■ **Direction**:
Write out the data again in full, exactly as it reads.

■ **Records to process**:

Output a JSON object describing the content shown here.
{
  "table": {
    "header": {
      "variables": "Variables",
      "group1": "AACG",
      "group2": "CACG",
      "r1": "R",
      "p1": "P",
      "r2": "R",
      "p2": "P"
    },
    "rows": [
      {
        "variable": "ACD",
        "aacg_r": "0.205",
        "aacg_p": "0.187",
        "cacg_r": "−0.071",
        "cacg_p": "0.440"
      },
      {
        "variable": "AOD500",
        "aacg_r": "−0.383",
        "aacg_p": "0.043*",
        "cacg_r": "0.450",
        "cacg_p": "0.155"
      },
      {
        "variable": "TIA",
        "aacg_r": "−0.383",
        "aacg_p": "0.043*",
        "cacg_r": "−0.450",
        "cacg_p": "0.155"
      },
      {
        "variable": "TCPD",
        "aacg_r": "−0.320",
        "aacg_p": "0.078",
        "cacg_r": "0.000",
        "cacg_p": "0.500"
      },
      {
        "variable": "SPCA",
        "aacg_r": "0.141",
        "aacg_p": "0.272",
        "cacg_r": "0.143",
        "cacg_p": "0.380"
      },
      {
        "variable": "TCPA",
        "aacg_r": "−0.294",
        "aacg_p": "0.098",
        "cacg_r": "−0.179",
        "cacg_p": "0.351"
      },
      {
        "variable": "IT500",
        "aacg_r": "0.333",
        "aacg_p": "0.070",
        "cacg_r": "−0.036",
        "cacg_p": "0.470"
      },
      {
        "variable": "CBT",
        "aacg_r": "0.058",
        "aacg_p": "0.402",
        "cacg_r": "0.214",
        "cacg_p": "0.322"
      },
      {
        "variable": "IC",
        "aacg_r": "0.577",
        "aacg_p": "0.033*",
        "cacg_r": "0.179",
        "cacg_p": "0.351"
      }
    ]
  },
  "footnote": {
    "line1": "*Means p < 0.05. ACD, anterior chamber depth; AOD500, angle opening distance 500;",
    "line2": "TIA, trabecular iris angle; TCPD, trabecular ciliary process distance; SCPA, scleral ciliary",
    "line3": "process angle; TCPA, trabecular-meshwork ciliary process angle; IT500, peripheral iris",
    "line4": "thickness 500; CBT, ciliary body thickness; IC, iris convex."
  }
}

■ **Answer to this problem**:
Output a JSON object describing the content shown here.
{
  "table": {
    "header": {
      "variables": "Variables",
      "group1": "AACG",
      "group2": "CACG",
      "r1": "R",
      "p1": "P",
      "r2": "R",
      "p2": "P"
    },
    "rows": [
      {
        "variable": "ACD",
        "aacg_r": "0.205",
        "aacg_p": "0.187",
        "cacg_r": "−0.071",
        "cacg_p": "0.440"
      },
      {
        "variable": "AOD500",
        "aacg_r": "−0.383",
        "aacg_p": "0.043*",
        "cacg_r": "0.450",
        "cacg_p": "0.155"
      },
      {
        "variable": "TIA",
        "aacg_r": "−0.383",
        "aacg_p": "0.043*",
        "cacg_r": "−0.450",
        "cacg_p": "0.155"
      },
      {
        "variable": "TCPD",
        "aacg_r": "−0.320",
        "aacg_p": "0.078",
        "cacg_r": "0.000",
        "cacg_p": "0.500"
      },
      {
        "variable": "SPCA",
        "aacg_r": "0.141",
        "aacg_p": "0.272",
        "cacg_r": "0.143",
        "cacg_p": "0.380"
      },
      {
        "variable": "TCPA",
        "aacg_r": "−0.294",
        "aacg_p": "0.098",
        "cacg_r": "−0.179",
        "cacg_p": "0.351"
      },
      {
        "variable": "IT500",
        "aacg_r": "0.333",
        "aacg_p": "0.070",
        "cacg_r": "−0.036",
        "cacg_p": "0.470"
      },
      {
        "variable": "CBT",
        "aacg_r": "0.058",
        "aacg_p": "0.402",
        "cacg_r": "0.214",
        "cacg_p": "0.322"
      },
      {
        "variable": "IC",
        "aacg_r": "0.577",
        "aacg_p": "0.033*",
        "cacg_r": "0.179",
        "cacg_p": "0.351"
      }
    ]
  },
  "footnote": {
    "line1": "*Means p < 0.05. ACD, anterior chamber depth; AOD500, angle opening distance 500;",
    "line2": "TIA, trabecular iris angle; TCPD, trabecular ciliary process distance; SCPA, scleral ciliary",
    "line3": "process angle; TCPA, trabecular-meshwork ciliary process angle; IT500, peripheral iris",
    "line4": "thickness 500; CBT, ciliary body thickness; IC, iris convex."
  }
}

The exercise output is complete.